Data excerpts:
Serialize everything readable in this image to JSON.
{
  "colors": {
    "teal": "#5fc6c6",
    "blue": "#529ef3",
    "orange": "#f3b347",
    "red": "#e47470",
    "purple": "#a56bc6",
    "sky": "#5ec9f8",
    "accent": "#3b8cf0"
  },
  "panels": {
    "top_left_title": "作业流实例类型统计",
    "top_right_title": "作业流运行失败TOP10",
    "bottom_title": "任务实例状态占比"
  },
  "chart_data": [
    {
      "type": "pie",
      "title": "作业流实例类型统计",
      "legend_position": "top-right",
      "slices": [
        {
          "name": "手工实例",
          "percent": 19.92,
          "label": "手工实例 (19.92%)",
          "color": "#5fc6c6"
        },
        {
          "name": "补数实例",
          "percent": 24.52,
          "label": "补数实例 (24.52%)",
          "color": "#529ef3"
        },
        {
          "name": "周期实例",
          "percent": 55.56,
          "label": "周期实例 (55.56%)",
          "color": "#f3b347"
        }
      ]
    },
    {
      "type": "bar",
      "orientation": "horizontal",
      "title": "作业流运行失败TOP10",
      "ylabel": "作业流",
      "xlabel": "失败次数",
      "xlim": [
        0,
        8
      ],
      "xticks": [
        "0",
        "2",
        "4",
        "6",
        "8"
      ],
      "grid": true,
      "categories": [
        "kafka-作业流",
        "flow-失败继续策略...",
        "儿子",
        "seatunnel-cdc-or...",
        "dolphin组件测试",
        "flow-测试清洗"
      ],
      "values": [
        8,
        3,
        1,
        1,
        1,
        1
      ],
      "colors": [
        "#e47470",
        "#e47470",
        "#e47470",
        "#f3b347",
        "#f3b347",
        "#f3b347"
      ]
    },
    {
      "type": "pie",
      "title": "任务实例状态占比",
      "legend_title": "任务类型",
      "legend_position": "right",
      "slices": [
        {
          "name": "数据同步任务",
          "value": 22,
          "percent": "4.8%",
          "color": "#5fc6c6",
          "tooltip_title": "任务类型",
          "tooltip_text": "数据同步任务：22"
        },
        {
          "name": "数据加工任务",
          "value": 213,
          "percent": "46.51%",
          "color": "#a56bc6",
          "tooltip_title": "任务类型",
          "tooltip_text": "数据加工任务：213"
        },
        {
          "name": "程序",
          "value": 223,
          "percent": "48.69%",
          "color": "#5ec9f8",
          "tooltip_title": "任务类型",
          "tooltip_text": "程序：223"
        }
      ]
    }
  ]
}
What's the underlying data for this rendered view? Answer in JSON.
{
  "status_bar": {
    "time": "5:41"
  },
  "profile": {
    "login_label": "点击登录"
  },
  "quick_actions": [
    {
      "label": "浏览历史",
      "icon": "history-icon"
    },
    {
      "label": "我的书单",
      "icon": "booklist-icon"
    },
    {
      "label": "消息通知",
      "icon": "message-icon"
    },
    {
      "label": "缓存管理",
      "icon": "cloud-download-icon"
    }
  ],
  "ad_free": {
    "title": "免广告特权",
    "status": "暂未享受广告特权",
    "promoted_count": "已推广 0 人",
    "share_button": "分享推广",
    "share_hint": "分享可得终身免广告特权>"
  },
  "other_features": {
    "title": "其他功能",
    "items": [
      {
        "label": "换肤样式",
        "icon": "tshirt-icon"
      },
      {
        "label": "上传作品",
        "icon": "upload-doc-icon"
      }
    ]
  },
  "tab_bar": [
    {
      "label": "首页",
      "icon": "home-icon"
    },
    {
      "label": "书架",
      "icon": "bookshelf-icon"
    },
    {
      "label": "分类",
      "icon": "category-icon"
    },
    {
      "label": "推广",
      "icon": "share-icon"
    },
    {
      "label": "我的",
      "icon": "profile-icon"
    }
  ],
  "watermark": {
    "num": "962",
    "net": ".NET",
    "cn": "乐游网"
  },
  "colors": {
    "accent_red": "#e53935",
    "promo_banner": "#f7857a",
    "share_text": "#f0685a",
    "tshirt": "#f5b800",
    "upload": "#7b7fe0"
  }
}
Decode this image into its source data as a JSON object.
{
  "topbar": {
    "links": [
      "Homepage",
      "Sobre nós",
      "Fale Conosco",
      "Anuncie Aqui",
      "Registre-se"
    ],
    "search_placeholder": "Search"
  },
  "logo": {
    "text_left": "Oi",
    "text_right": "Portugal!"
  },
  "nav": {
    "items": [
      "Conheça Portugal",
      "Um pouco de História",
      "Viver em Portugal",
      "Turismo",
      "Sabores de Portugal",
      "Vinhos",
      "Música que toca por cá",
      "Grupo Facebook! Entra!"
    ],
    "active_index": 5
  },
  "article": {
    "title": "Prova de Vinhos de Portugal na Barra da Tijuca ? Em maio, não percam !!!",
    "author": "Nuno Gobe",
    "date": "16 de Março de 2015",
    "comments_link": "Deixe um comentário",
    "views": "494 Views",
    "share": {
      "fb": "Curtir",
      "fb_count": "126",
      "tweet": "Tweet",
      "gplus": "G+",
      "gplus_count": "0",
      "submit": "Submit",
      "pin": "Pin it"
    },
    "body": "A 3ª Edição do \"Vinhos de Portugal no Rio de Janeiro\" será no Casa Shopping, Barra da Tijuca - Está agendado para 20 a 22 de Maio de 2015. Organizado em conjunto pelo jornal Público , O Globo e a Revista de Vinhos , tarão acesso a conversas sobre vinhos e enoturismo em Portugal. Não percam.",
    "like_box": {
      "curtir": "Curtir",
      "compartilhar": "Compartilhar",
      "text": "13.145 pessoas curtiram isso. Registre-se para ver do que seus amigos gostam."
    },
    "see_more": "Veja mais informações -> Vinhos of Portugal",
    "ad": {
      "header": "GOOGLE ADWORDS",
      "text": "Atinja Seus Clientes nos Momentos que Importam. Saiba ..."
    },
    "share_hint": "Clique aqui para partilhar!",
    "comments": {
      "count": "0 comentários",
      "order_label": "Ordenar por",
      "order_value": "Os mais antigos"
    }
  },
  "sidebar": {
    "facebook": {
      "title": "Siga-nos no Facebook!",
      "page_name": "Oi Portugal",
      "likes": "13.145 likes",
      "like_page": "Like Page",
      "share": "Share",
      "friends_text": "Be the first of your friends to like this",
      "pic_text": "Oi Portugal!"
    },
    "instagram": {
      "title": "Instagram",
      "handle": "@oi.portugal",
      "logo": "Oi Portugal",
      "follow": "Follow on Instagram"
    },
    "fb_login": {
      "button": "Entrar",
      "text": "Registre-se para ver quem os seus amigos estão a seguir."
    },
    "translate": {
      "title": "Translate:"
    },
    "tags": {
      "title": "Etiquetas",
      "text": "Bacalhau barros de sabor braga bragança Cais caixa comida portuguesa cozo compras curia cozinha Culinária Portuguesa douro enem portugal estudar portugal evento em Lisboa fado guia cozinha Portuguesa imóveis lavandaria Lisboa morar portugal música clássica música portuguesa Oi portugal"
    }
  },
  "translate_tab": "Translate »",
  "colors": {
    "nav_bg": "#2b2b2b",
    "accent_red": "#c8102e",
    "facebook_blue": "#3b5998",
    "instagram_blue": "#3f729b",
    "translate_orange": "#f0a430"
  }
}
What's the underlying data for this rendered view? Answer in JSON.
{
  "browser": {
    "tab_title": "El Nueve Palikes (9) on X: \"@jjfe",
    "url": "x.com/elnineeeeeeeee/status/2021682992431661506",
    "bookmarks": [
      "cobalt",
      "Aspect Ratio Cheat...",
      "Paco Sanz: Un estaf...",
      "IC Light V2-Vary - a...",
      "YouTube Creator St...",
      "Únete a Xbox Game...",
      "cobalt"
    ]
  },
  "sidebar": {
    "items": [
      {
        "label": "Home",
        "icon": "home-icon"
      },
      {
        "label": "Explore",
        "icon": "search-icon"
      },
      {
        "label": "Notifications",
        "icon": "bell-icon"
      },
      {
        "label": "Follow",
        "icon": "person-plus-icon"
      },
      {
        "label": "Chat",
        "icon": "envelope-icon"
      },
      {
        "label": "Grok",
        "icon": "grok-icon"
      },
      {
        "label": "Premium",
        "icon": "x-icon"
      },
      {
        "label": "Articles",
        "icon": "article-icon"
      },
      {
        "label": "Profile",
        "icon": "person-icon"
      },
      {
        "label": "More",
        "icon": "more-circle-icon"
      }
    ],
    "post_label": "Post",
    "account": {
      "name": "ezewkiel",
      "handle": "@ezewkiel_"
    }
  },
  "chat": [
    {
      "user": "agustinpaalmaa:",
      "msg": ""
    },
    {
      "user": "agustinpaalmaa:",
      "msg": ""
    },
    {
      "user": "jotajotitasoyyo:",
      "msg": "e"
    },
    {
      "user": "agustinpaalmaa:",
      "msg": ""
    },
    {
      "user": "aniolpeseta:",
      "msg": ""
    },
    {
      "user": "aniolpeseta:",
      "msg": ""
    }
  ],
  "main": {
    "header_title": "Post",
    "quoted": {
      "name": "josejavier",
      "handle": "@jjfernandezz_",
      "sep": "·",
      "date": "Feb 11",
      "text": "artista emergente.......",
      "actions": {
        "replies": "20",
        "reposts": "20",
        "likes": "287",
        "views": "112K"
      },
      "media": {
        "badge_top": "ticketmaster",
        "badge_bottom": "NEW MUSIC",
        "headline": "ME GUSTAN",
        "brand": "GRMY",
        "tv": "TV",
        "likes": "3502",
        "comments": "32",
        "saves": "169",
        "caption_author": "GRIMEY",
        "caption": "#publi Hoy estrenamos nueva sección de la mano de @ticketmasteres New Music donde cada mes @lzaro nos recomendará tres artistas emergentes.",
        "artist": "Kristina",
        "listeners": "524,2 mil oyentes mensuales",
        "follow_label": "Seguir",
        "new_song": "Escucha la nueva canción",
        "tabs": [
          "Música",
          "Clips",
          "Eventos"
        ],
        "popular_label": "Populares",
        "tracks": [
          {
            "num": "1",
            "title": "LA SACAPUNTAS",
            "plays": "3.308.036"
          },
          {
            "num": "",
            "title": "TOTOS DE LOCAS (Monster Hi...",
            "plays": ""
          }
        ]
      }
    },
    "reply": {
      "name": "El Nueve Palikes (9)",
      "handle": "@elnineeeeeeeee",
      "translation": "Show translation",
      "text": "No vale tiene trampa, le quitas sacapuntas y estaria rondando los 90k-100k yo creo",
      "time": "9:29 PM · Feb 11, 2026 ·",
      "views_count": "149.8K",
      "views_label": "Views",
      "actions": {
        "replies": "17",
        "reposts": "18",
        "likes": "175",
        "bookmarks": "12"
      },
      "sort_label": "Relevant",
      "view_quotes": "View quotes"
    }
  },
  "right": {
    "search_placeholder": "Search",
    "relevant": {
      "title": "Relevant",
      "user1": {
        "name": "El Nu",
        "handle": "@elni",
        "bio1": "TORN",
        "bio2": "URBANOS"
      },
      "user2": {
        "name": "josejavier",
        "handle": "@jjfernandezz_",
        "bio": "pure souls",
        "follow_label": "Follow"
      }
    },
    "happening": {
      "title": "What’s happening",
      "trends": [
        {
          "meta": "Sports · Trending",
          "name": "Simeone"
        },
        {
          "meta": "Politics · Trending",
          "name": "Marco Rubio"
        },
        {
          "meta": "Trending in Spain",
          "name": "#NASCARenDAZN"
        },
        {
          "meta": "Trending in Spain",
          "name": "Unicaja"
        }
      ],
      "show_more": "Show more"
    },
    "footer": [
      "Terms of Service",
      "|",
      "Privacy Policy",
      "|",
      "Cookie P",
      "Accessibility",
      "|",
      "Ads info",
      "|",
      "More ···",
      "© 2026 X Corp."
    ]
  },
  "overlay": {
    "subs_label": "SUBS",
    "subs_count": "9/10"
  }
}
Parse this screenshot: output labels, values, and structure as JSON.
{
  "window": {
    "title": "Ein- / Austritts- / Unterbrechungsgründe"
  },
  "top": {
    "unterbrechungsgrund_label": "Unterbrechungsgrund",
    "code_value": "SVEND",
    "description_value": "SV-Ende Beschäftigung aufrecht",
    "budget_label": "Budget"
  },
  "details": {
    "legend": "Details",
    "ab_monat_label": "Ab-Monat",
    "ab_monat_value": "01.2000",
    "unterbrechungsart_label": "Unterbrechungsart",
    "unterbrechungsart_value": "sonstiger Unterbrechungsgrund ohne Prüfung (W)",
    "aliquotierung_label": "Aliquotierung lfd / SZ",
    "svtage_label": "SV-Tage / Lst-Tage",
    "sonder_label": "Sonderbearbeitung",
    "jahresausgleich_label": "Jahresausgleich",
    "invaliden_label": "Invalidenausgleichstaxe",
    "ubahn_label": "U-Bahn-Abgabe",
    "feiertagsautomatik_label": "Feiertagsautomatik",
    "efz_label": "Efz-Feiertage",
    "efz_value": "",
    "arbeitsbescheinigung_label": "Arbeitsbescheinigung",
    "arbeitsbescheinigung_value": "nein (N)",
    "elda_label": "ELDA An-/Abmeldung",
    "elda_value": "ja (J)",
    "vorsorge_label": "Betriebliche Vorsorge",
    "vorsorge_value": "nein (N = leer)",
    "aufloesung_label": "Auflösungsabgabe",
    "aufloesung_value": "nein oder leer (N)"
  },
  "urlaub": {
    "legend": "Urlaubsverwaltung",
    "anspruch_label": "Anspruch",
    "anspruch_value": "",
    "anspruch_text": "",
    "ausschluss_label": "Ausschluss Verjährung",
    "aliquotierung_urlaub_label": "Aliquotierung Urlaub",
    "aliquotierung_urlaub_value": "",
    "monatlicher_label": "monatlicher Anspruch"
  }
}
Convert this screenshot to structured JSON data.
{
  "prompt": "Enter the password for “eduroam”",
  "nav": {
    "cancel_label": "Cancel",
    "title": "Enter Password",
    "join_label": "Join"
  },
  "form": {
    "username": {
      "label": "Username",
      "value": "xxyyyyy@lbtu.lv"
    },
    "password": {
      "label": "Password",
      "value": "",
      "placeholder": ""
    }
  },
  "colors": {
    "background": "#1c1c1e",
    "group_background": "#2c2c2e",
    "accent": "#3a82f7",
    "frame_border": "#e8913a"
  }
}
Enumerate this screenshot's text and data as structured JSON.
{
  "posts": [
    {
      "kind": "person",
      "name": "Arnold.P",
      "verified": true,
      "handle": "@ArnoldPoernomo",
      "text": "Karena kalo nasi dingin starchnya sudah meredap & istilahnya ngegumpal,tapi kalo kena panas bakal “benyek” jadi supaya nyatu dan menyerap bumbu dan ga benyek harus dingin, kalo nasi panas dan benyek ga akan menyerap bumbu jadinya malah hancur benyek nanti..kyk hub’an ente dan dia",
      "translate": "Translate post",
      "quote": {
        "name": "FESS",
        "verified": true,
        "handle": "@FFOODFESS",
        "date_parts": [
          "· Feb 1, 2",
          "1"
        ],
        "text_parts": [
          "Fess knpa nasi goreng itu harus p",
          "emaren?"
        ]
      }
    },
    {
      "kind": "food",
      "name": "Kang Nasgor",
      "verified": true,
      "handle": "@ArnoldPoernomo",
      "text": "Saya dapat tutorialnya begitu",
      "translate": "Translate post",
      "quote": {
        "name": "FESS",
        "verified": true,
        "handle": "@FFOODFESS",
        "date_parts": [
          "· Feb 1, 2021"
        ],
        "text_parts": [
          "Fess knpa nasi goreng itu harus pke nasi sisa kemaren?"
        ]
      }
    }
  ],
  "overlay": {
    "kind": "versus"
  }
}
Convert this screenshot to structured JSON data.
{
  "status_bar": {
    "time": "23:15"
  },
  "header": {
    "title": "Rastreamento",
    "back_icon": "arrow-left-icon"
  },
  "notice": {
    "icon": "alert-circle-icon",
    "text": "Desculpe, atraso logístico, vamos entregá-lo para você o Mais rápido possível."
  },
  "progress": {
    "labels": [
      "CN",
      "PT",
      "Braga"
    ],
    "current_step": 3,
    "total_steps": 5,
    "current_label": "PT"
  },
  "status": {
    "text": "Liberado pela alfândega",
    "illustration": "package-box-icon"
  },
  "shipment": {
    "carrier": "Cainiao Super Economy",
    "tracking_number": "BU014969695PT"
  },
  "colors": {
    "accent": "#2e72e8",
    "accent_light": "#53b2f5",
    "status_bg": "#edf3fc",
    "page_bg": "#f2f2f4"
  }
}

- Problem requirements
Pull out every line above that holds the word "time".

- Written solution
    "time": "5:41"
      "time": "9:29 PM · Feb 11, 2026 ·",
    "time": "23:15"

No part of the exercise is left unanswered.